| Material shown |
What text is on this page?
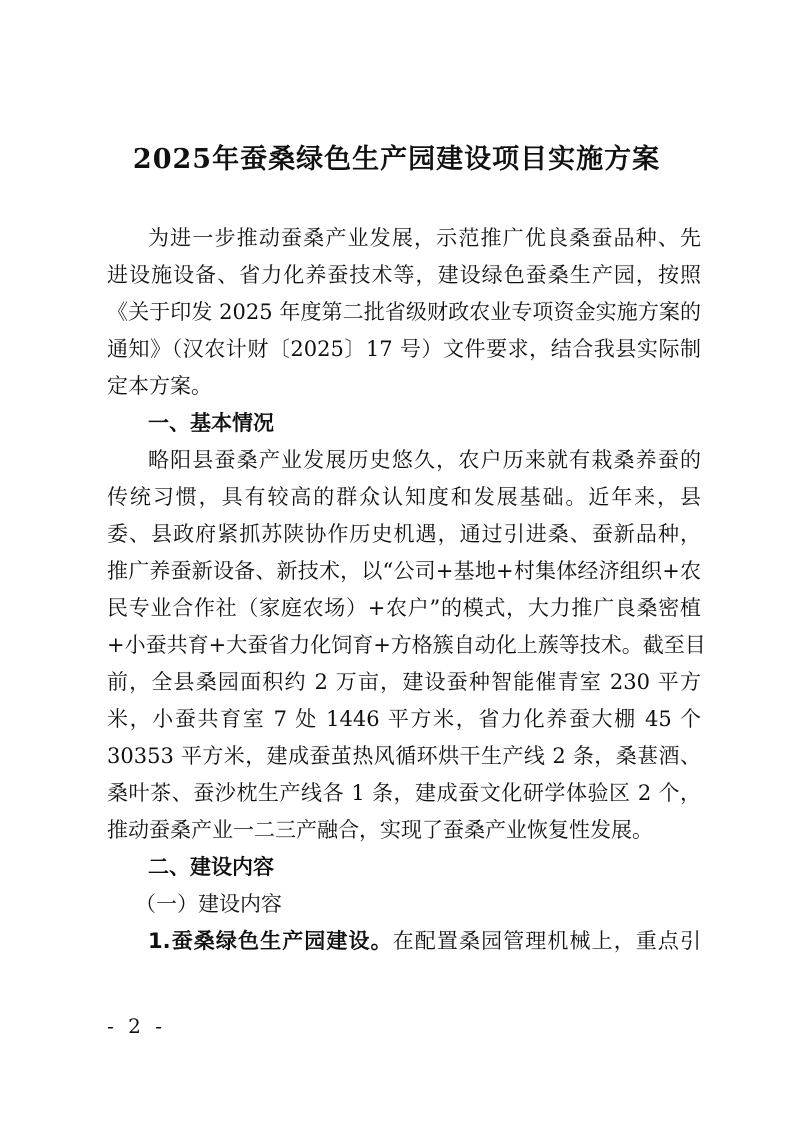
2025年蚕桑绿色生产园建设项目实施方案
为进一步推动蚕桑产业发展，示范推广优良桑蚕品种、先
进设施设备、省力化养蚕技术等，建设绿色蚕桑生产园，按照
《关于印发 2025 年度第二批省级财政农业专项资金实施方案的
通知》（汉农计财〔2025〕17 号）文件要求，结合我县实际制
定本方案。
一、基本情况
略阳县蚕桑产业发展历史悠久，农户历来就有栽桑养蚕的
传统习惯，具有较高的群众认知度和发展基础。近年来，县
委、县政府紧抓苏陕协作历史机遇，通过引进桑、蚕新品种，
推广养蚕新设备、新技术，以“公司+基地+村集体经济组织+农
民专业合作社（家庭农场）+农户”的模式，大力推广良桑密植
+小蚕共育+大蚕省力化饲育+方格簇自动化上蔟等技术。截至目
前，全县桑园面积约 2 万亩，建设蚕种智能催青室 230 平方
米，小蚕共育室 7 处 1446 平方米，省力化养蚕大棚 45 个
30353 平方米，建成蚕茧热风循环烘干生产线 2 条，桑葚酒、
桑叶茶、蚕沙枕生产线各 1 条，建成蚕文化研学体验区 2 个，
推动蚕桑产业一二三产融合，实现了蚕桑产业恢复性发展。
二、建设内容
（一）建设内容
1.蚕桑绿色生产园建设。在配置桑园管理机械上，重点引
- 2 -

| Exercise objective |
Give every line back word for word and leave the pictures out.

| Answer to the problem |
What text is on this page?
2025年蚕桑绿色生产园建设项目实施方案
为进一步推动蚕桑产业发展，示范推广优良桑蚕品种、先
进设施设备、省力化养蚕技术等，建设绿色蚕桑生产园，按照
《关于印发 2025 年度第二批省级财政农业专项资金实施方案的
通知》（汉农计财〔2025〕17 号）文件要求，结合我县实际制
定本方案。
一、基本情况
略阳县蚕桑产业发展历史悠久，农户历来就有栽桑养蚕的
传统习惯，具有较高的群众认知度和发展基础。近年来，县
委、县政府紧抓苏陕协作历史机遇，通过引进桑、蚕新品种，
推广养蚕新设备、新技术，以“公司+基地+村集体经济组织+农
民专业合作社（家庭农场）+农户”的模式，大力推广良桑密植
+小蚕共育+大蚕省力化饲育+方格簇自动化上蔟等技术。截至目
前，全县桑园面积约 2 万亩，建设蚕种智能催青室 230 平方
米，小蚕共育室 7 处 1446 平方米，省力化养蚕大棚 45 个
30353 平方米，建成蚕茧热风循环烘干生产线 2 条，桑葚酒、
桑叶茶、蚕沙枕生产线各 1 条，建成蚕文化研学体验区 2 个，
推动蚕桑产业一二三产融合，实现了蚕桑产业恢复性发展。
二、建设内容
（一）建设内容
1.蚕桑绿色生产园建设。在配置桑园管理机械上，重点引
- 2 -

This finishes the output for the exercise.